** BEGIN SUPPLIED ENTRIES **

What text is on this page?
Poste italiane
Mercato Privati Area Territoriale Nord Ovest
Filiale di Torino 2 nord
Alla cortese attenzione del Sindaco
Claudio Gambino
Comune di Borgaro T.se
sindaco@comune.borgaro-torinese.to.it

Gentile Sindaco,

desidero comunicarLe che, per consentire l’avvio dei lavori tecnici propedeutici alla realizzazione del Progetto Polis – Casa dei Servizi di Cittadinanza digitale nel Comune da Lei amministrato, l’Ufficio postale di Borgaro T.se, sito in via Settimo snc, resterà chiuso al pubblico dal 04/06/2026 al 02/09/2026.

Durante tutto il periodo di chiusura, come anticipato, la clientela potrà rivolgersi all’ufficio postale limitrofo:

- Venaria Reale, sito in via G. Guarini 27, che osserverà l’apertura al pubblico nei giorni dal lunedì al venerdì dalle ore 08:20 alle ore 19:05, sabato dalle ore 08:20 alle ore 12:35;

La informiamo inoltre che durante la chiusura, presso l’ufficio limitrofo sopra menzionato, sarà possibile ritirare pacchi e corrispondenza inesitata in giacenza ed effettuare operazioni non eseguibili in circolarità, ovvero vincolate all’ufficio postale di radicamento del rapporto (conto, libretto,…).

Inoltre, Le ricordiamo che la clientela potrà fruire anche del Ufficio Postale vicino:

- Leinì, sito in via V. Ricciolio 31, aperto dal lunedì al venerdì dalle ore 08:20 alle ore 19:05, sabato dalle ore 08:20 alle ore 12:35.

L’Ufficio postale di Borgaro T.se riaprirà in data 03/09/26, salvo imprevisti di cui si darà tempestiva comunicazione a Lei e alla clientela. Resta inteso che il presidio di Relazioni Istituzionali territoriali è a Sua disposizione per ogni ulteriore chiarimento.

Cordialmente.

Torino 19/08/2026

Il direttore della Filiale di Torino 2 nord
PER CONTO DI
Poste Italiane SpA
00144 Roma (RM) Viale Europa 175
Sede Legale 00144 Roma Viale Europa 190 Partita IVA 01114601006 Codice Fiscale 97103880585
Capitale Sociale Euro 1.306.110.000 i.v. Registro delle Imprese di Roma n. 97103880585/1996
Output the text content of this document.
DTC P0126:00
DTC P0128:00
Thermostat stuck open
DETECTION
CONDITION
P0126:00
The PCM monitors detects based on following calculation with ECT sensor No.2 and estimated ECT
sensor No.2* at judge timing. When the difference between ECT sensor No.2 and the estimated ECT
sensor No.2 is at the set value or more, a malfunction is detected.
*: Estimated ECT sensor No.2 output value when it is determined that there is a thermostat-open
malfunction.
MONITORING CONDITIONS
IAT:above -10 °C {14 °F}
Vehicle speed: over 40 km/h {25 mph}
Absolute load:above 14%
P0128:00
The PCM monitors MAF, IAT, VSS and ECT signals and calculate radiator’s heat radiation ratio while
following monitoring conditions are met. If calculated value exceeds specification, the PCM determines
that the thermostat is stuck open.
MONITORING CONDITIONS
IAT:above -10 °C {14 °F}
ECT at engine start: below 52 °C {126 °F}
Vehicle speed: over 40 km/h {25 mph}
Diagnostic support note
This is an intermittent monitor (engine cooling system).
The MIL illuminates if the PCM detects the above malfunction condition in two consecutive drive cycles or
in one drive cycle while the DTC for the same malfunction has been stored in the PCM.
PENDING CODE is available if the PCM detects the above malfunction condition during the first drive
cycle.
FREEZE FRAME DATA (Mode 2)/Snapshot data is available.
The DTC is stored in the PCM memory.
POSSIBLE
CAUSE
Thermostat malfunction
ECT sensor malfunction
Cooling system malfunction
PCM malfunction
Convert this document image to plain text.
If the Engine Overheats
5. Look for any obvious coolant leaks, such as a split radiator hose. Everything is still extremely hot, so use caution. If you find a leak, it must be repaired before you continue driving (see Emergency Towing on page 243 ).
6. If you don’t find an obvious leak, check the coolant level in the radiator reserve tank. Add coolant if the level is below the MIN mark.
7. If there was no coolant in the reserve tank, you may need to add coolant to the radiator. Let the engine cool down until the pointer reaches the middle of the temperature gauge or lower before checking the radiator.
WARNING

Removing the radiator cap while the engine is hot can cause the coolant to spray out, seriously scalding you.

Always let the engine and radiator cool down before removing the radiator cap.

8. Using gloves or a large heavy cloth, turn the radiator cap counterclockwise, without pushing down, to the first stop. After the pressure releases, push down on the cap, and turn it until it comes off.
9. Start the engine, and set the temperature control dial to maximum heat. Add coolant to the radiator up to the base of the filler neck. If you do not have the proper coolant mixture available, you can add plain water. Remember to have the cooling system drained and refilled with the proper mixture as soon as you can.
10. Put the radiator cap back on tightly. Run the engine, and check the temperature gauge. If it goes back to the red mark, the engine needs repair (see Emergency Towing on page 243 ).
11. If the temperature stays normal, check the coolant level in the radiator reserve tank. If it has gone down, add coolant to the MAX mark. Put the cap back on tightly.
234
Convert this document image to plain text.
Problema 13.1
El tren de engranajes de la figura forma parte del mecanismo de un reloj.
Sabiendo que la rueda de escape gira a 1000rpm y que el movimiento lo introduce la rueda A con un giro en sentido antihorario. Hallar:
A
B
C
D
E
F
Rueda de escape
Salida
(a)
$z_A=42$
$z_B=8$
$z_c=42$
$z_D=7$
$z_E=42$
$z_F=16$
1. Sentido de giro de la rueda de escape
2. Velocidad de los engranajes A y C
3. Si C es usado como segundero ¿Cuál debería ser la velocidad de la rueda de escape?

** END SUPPLIED ENTRIES **

#### [WHAT YOU ARE ASKED TO DO]
Extract every line above that contains the word "available".

#### [EXERCISE OUTPUT]
PENDING CODE is available if the PCM detects the above malfunction condition during the first drive
FREEZE FRAME DATA (Mode 2)/Snapshot data is available.
9. Start the engine, and set the temperature control dial to maximum heat. Add coolant to the radiator up to the base of the filler neck. If you do not have the proper coolant mixture available, you can add plain water. Remember to have the cooling system drained and refilled with the proper mixture as soon as you can.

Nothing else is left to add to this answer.